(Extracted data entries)

## Start

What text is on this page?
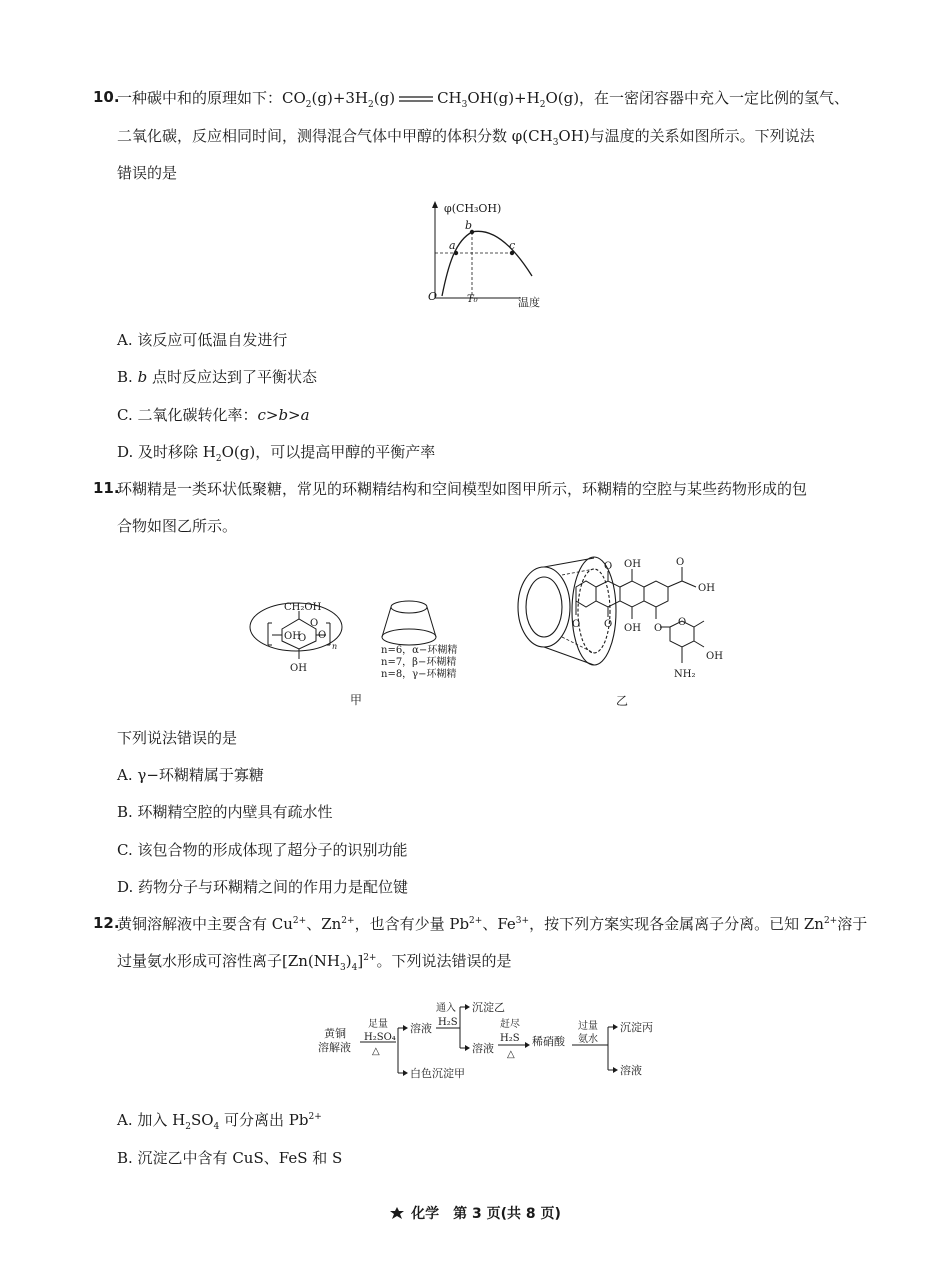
10.
一种碳中和的原理如下：$CO_2(g)+3H_2(g)$	$CH_3OH(g)+H_2O(g)$，在一密闭容器中充入一定比例的氢气、
二氧化碳，反应相同时间，测得混合气体中甲醇的体积分数 $\varphi(CH_3OH)$与温度的关系如图所示。下列说法
错误的是
φ(CH₃OH)
温度
O	T₀
a
b
c
A. 该反应可低温自发进行
B. b 点时反应达到了平衡状态
C. 二氧化碳转化率：c>b>a
D. 及时移除 $H_2O(g)$，可以提高甲醇的平衡产率
11.
环糊精是一类环状低聚糖，常见的环糊精结构和空间模型如图甲所示，环糊精的空腔与某些药物形成的包
合物如图乙所示。
CH₂OH
O
OH
O O
OH
n	n=6，α−环糊精
n=7，β−环糊精
n=8，γ−环糊精
甲
OH	O
OH
O
O OH
O	O
O
OH
NH₂
乙
下列说法错误的是
A. γ−环糊精属于寡糖
B. 环糊精空腔的内壁具有疏水性
C. 该包合物的形成体现了超分子的识别功能
D. 药物分子与环糊精之间的作用力是配位键
12.
黄铜溶解液中主要含有 $Cu^{2+}$、$Zn^{2+}$，也含有少量 $Pb^{2+}$、$Fe^{3+}$，按下列方案实现各金属离子分离。已知 $Zn^{2+}$溶于
过量氨水形成可溶性离子$[Zn(NH_3)_4]^{2+}$。下列说法错误的是
黄铜
溶解液
足量
H₂SO₄
△
溶液
白色沉淀甲
通入
H₂S
沉淀乙
溶液
赶尽
H₂S
△
稀硝酸
过量
氨水
沉淀丙
溶液
A. 加入 $H_2SO_4$ 可分离出 $Pb^{2+}$
B. 沉淀乙中含有 CuS、FeS 和 S
化学 第 3 页(共 8 页)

## End

GOAL OF THE EXERCISE
Pictures are to be left out; the records above must be repeated word for word.

SOLUTION BELOW
What text is on this page?
10.
一种碳中和的原理如下：$CO_2(g)+3H_2(g)$	$CH_3OH(g)+H_2O(g)$，在一密闭容器中充入一定比例的氢气、
二氧化碳，反应相同时间，测得混合气体中甲醇的体积分数 $\varphi(CH_3OH)$与温度的关系如图所示。下列说法
错误的是
φ(CH₃OH)
温度
O	T₀
a
b
c
A. 该反应可低温自发进行
B. b 点时反应达到了平衡状态
C. 二氧化碳转化率：c>b>a
D. 及时移除 $H_2O(g)$，可以提高甲醇的平衡产率
11.
环糊精是一类环状低聚糖，常见的环糊精结构和空间模型如图甲所示，环糊精的空腔与某些药物形成的包
合物如图乙所示。
CH₂OH
O
OH
O O
OH
n	n=6，α−环糊精
n=7，β−环糊精
n=8，γ−环糊精
甲
OH	O
OH
O
O OH
O	O
O
OH
NH₂
乙
下列说法错误的是
A. γ−环糊精属于寡糖
B. 环糊精空腔的内壁具有疏水性
C. 该包合物的形成体现了超分子的识别功能
D. 药物分子与环糊精之间的作用力是配位键
12.
黄铜溶解液中主要含有 $Cu^{2+}$、$Zn^{2+}$，也含有少量 $Pb^{2+}$、$Fe^{3+}$，按下列方案实现各金属离子分离。已知 $Zn^{2+}$溶于
过量氨水形成可溶性离子$[Zn(NH_3)_4]^{2+}$。下列说法错误的是
黄铜
溶解液
足量
H₂SO₄
△
溶液
白色沉淀甲
通入
H₂S
沉淀乙
溶液
赶尽
H₂S
△
稀硝酸
过量
氨水
沉淀丙
溶液
A. 加入 $H_2SO_4$ 可分离出 $Pb^{2+}$
B. 沉淀乙中含有 CuS、FeS 和 S
化学 第 3 页(共 8 页)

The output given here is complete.